### Data excerpts
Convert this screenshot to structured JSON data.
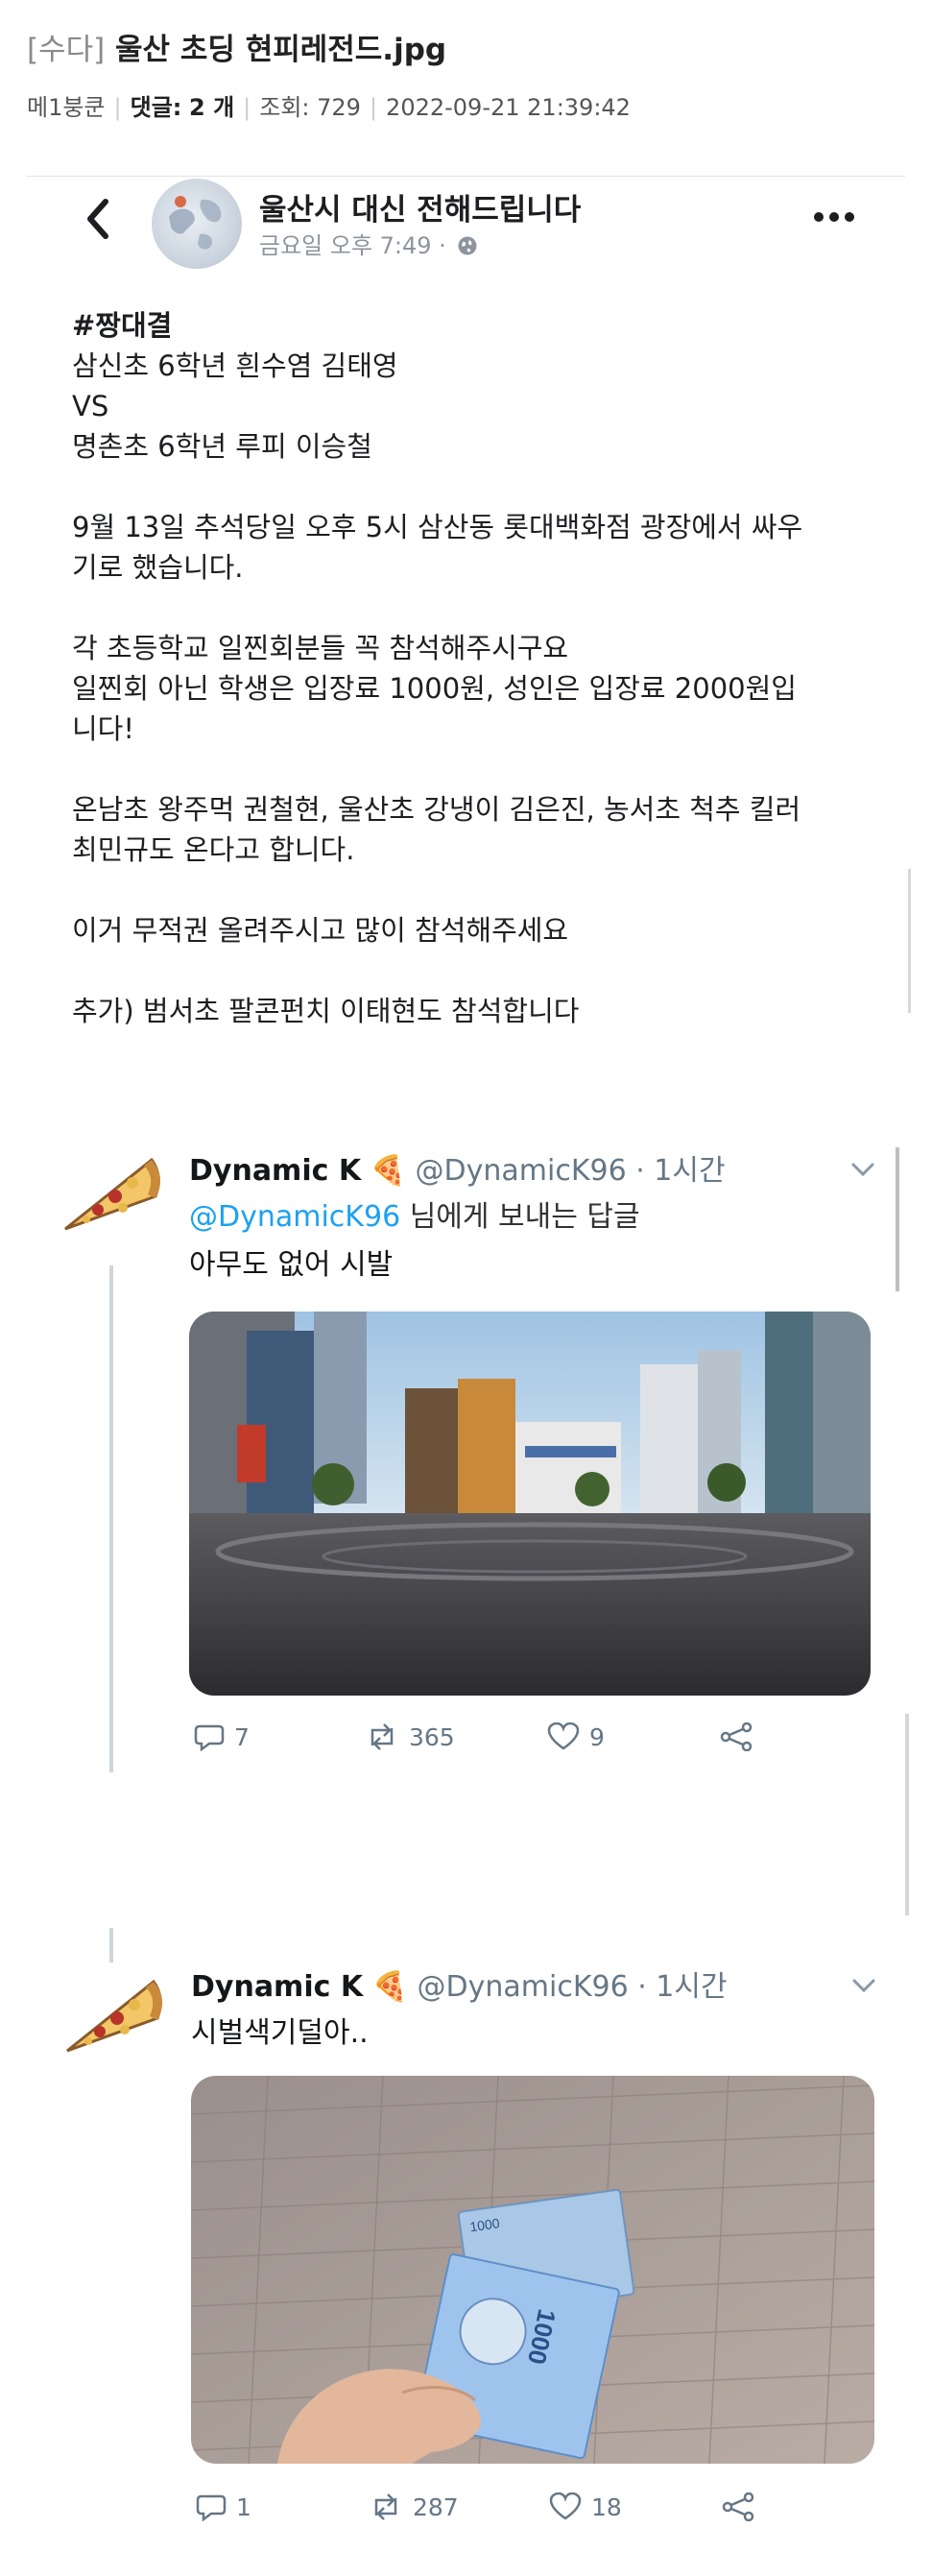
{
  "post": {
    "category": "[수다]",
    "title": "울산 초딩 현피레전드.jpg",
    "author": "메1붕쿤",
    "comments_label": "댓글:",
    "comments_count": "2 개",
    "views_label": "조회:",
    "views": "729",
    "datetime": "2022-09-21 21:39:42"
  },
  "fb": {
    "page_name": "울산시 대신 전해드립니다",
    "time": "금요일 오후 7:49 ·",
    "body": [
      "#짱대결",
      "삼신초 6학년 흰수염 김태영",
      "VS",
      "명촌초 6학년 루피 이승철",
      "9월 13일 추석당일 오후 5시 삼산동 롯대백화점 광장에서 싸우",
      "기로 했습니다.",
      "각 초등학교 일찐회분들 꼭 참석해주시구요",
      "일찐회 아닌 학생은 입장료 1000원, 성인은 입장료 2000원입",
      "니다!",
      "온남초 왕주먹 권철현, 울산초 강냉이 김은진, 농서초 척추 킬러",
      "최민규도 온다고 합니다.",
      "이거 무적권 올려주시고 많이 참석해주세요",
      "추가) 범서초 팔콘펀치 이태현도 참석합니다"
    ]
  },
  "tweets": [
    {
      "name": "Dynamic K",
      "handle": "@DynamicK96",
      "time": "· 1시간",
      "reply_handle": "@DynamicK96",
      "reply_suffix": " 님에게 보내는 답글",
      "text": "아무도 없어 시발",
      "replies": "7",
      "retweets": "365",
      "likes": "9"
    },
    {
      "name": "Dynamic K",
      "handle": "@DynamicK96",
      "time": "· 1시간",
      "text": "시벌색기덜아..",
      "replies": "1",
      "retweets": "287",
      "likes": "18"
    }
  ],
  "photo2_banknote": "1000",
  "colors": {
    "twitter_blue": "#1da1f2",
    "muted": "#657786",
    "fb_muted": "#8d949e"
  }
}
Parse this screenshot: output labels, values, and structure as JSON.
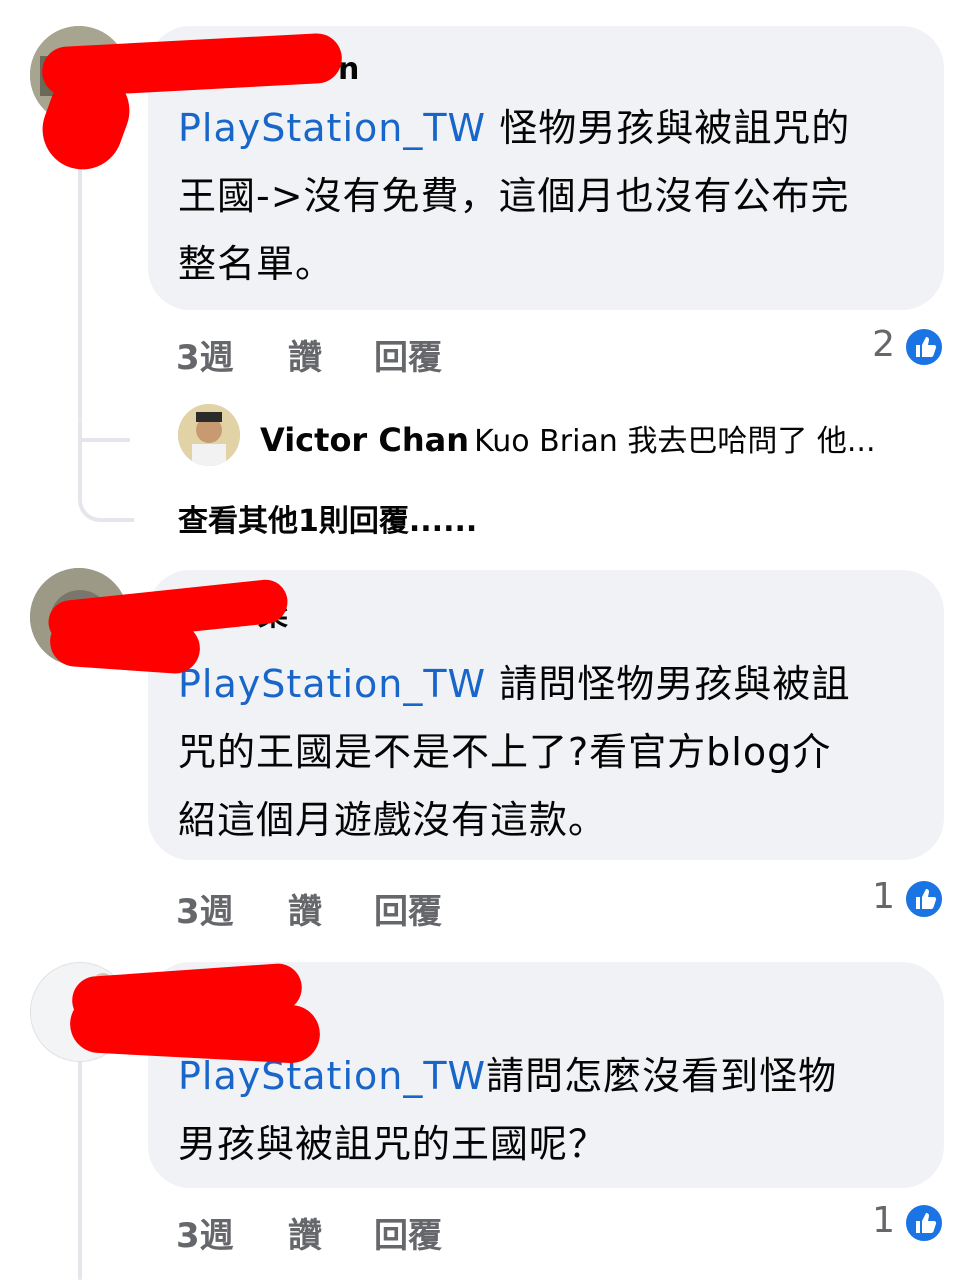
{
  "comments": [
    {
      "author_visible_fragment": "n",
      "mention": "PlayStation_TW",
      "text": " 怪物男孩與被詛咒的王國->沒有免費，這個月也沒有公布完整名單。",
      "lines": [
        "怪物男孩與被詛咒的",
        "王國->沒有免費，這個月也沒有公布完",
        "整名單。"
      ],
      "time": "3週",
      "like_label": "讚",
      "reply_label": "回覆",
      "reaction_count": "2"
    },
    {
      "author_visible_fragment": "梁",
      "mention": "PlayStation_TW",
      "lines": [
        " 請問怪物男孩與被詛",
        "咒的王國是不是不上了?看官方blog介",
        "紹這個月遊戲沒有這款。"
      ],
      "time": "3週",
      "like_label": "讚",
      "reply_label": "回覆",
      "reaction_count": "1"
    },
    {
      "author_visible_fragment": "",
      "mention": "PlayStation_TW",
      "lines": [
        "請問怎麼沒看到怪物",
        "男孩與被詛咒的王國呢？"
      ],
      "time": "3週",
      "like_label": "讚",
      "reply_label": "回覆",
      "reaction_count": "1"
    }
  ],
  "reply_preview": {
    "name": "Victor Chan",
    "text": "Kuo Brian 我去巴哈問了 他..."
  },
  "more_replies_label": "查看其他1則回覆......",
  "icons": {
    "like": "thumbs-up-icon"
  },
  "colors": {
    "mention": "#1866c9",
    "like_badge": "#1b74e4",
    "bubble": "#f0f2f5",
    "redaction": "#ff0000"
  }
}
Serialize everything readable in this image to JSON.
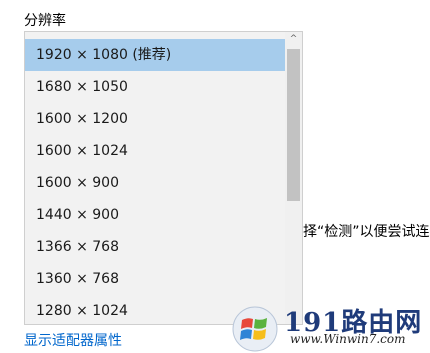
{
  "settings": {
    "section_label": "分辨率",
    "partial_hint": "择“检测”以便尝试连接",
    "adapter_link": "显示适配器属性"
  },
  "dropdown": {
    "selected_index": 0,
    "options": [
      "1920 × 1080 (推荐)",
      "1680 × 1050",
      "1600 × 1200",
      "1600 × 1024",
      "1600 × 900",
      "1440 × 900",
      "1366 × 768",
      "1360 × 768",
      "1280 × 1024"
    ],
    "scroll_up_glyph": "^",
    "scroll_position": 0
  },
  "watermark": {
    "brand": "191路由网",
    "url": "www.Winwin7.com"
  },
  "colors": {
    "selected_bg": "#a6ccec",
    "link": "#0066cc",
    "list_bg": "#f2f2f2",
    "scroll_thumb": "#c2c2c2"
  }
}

### Requirement
Retype the whole listing, keeping every line identical and omitting all pictures.

### Output of the exercise
Convert this screenshot to structured JSON data.
{
  "post": {
    "category": "[수다]",
    "title": "울산 초딩 현피레전드.jpg",
    "author": "메1붕쿤",
    "comments_label": "댓글:",
    "comments_count": "2 개",
    "views_label": "조회:",
    "views": "729",
    "datetime": "2022-09-21 21:39:42"
  },
  "fb": {
    "page_name": "울산시 대신 전해드립니다",
    "time": "금요일 오후 7:49 ·",
    "body": [
      "#짱대결",
      "삼신초 6학년 흰수염 김태영",
      "VS",
      "명촌초 6학년 루피 이승철",
      "9월 13일 추석당일 오후 5시 삼산동 롯대백화점 광장에서 싸우",
      "기로 했습니다.",
      "각 초등학교 일찐회분들 꼭 참석해주시구요",
      "일찐회 아닌 학생은 입장료 1000원, 성인은 입장료 2000원입",
      "니다!",
      "온남초 왕주먹 권철현, 울산초 강냉이 김은진, 농서초 척추 킬러",
      "최민규도 온다고 합니다.",
      "이거 무적권 올려주시고 많이 참석해주세요",
      "추가) 범서초 팔콘펀치 이태현도 참석합니다"
    ]
  },
  "tweets": [
    {
      "name": "Dynamic K",
      "handle": "@DynamicK96",
      "time": "· 1시간",
      "reply_handle": "@DynamicK96",
      "reply_suffix": " 님에게 보내는 답글",
      "text": "아무도 없어 시발",
      "replies": "7",
      "retweets": "365",
      "likes": "9"
    },
    {
      "name": "Dynamic K",
      "handle": "@DynamicK96",
      "time": "· 1시간",
      "text": "시벌색기덜아..",
      "replies": "1",
      "retweets": "287",
      "likes": "18"
    }
  ],
  "photo2_banknote": "1000",
  "colors": {
    "twitter_blue": "#1da1f2",
    "muted": "#657786",
    "fb_muted": "#8d949e"
  }
}
Parse this screenshot: output labels, values, and structure as JSON.
{
  "comments": [
    {
      "author_visible_fragment": "n",
      "mention": "PlayStation_TW",
      "text": " 怪物男孩與被詛咒的王國->沒有免費，這個月也沒有公布完整名單。",
      "lines": [
        "怪物男孩與被詛咒的",
        "王國->沒有免費，這個月也沒有公布完",
        "整名單。"
      ],
      "time": "3週",
      "like_label": "讚",
      "reply_label": "回覆",
      "reaction_count": "2"
    },
    {
      "author_visible_fragment": "梁",
      "mention": "PlayStation_TW",
      "lines": [
        " 請問怪物男孩與被詛",
        "咒的王國是不是不上了?看官方blog介",
        "紹這個月遊戲沒有這款。"
      ],
      "time": "3週",
      "like_label": "讚",
      "reply_label": "回覆",
      "reaction_count": "1"
    },
    {
      "author_visible_fragment": "",
      "mention": "PlayStation_TW",
      "lines": [
        "請問怎麼沒看到怪物",
        "男孩與被詛咒的王國呢？"
      ],
      "time": "3週",
      "like_label": "讚",
      "reply_label": "回覆",
      "reaction_count": "1"
    }
  ],
  "reply_preview": {
    "name": "Victor Chan",
    "text": "Kuo Brian 我去巴哈問了 他..."
  },
  "more_replies_label": "查看其他1則回覆......",
  "icons": {
    "like": "thumbs-up-icon"
  },
  "colors": {
    "mention": "#1866c9",
    "like_badge": "#1b74e4",
    "bubble": "#f0f2f5",
    "redaction": "#ff0000"
  }
}
Serialize everything readable in this image to JSON.
{
  "settings": {
    "section_label": "分辨率",
    "partial_hint": "择“检测”以便尝试连接",
    "adapter_link": "显示适配器属性"
  },
  "dropdown": {
    "selected_index": 0,
    "options": [
      "1920 × 1080 (推荐)",
      "1680 × 1050",
      "1600 × 1200",
      "1600 × 1024",
      "1600 × 900",
      "1440 × 900",
      "1366 × 768",
      "1360 × 768",
      "1280 × 1024"
    ],
    "scroll_up_glyph": "^",
    "scroll_position": 0
  },
  "watermark": {
    "brand": "191路由网",
    "url": "www.Winwin7.com"
  },
  "colors": {
    "selected_bg": "#a6ccec",
    "link": "#0066cc",
    "list_bg": "#f2f2f2",
    "scroll_thumb": "#c2c2c2"
  }
}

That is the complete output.